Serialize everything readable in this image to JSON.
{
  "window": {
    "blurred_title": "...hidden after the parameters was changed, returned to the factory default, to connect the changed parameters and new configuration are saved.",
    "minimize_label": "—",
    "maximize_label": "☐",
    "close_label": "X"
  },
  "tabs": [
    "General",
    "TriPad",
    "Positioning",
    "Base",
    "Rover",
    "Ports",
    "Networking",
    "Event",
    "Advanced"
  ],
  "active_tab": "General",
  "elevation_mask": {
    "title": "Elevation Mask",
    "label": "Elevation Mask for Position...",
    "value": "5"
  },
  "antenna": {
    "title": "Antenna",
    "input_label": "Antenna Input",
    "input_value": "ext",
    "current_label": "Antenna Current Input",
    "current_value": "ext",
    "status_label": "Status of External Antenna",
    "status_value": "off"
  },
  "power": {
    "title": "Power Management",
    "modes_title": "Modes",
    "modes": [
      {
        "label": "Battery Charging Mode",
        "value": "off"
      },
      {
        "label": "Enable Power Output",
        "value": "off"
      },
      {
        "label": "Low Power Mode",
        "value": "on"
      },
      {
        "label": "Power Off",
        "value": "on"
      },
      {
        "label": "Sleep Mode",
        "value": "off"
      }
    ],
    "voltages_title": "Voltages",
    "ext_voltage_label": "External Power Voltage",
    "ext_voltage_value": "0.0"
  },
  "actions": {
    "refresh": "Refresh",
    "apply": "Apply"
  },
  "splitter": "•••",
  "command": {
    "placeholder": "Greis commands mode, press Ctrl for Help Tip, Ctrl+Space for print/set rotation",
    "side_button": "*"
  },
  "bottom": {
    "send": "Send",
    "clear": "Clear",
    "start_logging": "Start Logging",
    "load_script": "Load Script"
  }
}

### Your goal
Copy out the whole listing exactly; please set it all down.

### Exercise response
Serialize everything readable in this image to JSON.
{
  "window": {
    "blurred_title": "...hidden after the parameters was changed, returned to the factory default, to connect the changed parameters and new configuration are saved.",
    "minimize_label": "—",
    "maximize_label": "☐",
    "close_label": "X"
  },
  "tabs": [
    "General",
    "TriPad",
    "Positioning",
    "Base",
    "Rover",
    "Ports",
    "Networking",
    "Event",
    "Advanced"
  ],
  "active_tab": "General",
  "elevation_mask": {
    "title": "Elevation Mask",
    "label": "Elevation Mask for Position...",
    "value": "5"
  },
  "antenna": {
    "title": "Antenna",
    "input_label": "Antenna Input",
    "input_value": "ext",
    "current_label": "Antenna Current Input",
    "current_value": "ext",
    "status_label": "Status of External Antenna",
    "status_value": "off"
  },
  "power": {
    "title": "Power Management",
    "modes_title": "Modes",
    "modes": [
      {
        "label": "Battery Charging Mode",
        "value": "off"
      },
      {
        "label": "Enable Power Output",
        "value": "off"
      },
      {
        "label": "Low Power Mode",
        "value": "on"
      },
      {
        "label": "Power Off",
        "value": "on"
      },
      {
        "label": "Sleep Mode",
        "value": "off"
      }
    ],
    "voltages_title": "Voltages",
    "ext_voltage_label": "External Power Voltage",
    "ext_voltage_value": "0.0"
  },
  "actions": {
    "refresh": "Refresh",
    "apply": "Apply"
  },
  "splitter": "•••",
  "command": {
    "placeholder": "Greis commands mode, press Ctrl for Help Tip, Ctrl+Space for print/set rotation",
    "side_button": "*"
  },
  "bottom": {
    "send": "Send",
    "clear": "Clear",
    "start_logging": "Start Logging",
    "load_script": "Load Script"
  }
}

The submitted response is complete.